§ **Goal**
Scan the following material for the string "text" and copy each line in which it appears.

+++

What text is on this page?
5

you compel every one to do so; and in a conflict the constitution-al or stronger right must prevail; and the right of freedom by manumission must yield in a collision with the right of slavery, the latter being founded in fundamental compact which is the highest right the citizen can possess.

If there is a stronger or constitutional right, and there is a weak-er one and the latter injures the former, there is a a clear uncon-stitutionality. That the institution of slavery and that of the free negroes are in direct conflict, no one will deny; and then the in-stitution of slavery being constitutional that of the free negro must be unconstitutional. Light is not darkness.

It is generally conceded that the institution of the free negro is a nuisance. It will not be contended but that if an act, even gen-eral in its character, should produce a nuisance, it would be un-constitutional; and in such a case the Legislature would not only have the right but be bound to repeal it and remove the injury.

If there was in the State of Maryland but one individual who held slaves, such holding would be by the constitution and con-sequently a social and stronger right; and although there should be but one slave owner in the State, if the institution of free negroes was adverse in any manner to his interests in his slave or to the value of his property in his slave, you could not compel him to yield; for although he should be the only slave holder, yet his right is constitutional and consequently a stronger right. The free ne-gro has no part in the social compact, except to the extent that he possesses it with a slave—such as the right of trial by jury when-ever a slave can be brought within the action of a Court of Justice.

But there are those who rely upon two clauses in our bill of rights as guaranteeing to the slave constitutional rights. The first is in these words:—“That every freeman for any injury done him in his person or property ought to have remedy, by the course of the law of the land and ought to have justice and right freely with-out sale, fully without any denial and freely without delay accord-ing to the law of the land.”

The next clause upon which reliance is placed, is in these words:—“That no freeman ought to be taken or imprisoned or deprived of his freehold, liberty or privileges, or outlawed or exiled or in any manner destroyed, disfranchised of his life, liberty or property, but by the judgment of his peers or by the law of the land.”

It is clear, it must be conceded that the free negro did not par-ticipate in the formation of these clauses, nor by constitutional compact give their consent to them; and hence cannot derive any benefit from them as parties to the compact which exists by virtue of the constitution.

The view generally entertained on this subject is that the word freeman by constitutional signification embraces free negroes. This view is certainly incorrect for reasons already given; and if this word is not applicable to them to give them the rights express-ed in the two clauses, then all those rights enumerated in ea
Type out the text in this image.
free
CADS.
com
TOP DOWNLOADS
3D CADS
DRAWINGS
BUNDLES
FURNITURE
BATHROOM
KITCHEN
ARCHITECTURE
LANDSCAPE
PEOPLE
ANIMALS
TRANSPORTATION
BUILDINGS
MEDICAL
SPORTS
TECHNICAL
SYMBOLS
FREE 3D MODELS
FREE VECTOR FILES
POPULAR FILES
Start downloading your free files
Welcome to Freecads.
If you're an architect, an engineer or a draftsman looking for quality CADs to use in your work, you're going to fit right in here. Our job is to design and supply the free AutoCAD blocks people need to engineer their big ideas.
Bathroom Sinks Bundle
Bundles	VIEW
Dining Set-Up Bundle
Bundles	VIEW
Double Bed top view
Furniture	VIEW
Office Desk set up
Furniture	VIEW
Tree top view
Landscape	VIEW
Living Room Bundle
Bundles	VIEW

+++

§ **Solution**
What text is on this page?
Type out the text in this image.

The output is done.